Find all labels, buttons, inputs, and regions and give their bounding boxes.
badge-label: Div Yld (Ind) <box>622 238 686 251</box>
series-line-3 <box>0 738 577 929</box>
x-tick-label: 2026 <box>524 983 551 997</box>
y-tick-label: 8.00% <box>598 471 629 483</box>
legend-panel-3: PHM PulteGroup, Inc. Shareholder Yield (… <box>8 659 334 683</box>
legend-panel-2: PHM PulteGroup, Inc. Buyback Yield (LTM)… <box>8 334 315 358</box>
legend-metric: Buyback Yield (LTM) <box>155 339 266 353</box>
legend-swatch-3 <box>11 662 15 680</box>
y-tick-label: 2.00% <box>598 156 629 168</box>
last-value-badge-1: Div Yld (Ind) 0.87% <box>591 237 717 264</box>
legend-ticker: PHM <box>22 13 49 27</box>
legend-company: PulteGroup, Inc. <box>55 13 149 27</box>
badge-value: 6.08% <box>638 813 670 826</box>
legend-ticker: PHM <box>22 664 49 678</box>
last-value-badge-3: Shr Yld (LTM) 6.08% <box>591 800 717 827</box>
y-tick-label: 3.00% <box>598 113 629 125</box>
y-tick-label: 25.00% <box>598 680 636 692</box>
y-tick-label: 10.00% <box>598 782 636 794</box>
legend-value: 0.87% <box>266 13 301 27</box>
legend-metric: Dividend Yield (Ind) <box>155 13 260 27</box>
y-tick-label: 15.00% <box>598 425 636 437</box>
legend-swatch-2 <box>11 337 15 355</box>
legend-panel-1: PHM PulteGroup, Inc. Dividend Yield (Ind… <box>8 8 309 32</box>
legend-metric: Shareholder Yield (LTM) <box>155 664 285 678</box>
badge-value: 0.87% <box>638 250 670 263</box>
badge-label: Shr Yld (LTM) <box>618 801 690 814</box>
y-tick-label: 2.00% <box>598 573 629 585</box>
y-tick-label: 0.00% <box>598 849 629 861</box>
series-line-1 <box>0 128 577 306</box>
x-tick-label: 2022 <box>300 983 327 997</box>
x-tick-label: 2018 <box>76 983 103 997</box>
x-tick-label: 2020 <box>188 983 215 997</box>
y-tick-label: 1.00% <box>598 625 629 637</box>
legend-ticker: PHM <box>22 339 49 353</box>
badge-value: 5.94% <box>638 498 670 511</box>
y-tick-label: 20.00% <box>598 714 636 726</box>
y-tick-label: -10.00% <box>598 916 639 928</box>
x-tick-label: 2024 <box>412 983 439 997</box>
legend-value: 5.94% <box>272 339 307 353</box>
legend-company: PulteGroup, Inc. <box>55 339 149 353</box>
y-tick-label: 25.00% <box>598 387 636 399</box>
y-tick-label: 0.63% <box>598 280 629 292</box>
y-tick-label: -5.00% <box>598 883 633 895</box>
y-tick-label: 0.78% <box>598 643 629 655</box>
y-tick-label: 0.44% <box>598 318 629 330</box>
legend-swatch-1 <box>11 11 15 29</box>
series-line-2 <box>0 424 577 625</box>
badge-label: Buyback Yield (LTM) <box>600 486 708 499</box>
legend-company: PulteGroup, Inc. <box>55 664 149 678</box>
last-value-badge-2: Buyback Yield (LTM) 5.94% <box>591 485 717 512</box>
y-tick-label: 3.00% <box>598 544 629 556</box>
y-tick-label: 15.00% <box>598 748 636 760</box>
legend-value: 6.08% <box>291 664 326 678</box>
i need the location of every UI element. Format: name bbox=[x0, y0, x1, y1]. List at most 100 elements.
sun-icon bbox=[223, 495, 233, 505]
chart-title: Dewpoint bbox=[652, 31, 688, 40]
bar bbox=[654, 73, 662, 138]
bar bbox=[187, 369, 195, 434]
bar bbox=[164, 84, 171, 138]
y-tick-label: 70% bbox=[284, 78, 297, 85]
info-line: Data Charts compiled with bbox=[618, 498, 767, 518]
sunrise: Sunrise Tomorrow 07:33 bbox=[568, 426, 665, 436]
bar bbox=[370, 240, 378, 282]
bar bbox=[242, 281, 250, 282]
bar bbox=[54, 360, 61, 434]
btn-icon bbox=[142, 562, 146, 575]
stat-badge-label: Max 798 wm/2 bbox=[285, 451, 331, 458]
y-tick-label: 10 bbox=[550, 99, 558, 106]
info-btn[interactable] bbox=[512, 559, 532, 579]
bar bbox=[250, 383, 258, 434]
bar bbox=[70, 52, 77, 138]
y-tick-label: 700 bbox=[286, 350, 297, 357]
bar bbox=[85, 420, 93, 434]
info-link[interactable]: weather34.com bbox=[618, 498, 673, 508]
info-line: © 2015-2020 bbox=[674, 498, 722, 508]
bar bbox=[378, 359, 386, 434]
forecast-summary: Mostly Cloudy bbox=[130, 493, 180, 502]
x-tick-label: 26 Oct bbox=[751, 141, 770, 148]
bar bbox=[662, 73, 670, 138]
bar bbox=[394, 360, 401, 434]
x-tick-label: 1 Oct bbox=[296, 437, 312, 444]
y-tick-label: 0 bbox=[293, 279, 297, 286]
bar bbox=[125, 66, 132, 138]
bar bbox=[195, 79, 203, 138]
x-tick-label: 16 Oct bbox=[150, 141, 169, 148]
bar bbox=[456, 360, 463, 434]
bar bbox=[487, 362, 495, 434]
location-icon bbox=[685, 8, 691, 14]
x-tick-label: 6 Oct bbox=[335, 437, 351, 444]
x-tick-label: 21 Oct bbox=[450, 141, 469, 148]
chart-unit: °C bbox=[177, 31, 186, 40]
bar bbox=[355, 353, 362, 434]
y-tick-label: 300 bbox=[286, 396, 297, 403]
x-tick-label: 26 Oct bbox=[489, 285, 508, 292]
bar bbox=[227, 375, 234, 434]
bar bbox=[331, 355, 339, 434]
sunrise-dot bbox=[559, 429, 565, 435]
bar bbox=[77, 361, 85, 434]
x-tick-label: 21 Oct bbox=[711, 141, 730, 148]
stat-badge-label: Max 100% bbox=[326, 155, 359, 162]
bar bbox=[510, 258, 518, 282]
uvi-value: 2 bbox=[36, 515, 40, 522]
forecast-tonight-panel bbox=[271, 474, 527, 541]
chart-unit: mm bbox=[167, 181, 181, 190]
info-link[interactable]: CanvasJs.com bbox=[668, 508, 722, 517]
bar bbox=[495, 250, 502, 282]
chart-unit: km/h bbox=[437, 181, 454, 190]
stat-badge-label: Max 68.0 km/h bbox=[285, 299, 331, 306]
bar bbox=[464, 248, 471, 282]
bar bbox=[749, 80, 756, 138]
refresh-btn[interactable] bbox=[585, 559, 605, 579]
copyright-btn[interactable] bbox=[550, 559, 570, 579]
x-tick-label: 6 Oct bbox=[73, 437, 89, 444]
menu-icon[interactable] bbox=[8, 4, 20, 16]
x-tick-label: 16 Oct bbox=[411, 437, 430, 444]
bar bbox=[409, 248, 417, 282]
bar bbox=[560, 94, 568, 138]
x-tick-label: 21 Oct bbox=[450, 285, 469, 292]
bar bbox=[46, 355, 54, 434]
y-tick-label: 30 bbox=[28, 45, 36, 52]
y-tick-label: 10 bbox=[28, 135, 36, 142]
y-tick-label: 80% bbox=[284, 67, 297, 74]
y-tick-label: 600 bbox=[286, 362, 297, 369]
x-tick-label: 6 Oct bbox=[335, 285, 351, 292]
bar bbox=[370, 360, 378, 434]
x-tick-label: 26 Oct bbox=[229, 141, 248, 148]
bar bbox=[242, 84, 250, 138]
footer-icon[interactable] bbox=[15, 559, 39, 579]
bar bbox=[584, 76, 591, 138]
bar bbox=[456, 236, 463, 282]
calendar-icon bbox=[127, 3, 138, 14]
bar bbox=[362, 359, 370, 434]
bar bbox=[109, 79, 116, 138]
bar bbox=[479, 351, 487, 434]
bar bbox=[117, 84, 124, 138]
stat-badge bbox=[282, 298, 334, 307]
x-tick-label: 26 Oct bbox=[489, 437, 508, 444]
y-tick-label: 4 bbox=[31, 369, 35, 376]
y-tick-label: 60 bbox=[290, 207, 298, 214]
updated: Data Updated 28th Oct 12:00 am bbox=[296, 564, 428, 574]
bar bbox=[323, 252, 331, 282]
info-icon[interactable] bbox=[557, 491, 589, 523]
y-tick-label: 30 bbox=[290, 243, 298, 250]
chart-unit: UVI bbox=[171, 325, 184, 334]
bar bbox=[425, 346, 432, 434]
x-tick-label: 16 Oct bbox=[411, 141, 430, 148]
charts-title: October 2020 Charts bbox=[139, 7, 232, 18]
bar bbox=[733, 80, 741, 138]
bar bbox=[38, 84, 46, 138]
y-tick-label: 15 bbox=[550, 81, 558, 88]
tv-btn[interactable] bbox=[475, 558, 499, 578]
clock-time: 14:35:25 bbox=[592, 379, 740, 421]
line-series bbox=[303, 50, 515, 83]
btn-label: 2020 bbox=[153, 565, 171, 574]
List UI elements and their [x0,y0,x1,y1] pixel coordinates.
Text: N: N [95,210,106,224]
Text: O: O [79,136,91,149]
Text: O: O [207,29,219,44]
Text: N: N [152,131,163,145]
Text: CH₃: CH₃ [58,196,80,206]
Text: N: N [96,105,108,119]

Your objective: Reproduce the listing from its first line through the line containing "y-tick-label: 8.00% <box>598", changing "bounding boxes" to "pixel coordinates" and leaving every other character as it is.

Result of the task:
Find all labels, buttons, inputs, and regions and give their pixel coordinates.
badge-label: Div Yld (Ind) <box>622 238 686 251</box>
series-line-3 <box>0 738 577 929</box>
x-tick-label: 2026 <box>524 983 551 997</box>
y-tick-label: 8.00% <box>598 471 629 483</box>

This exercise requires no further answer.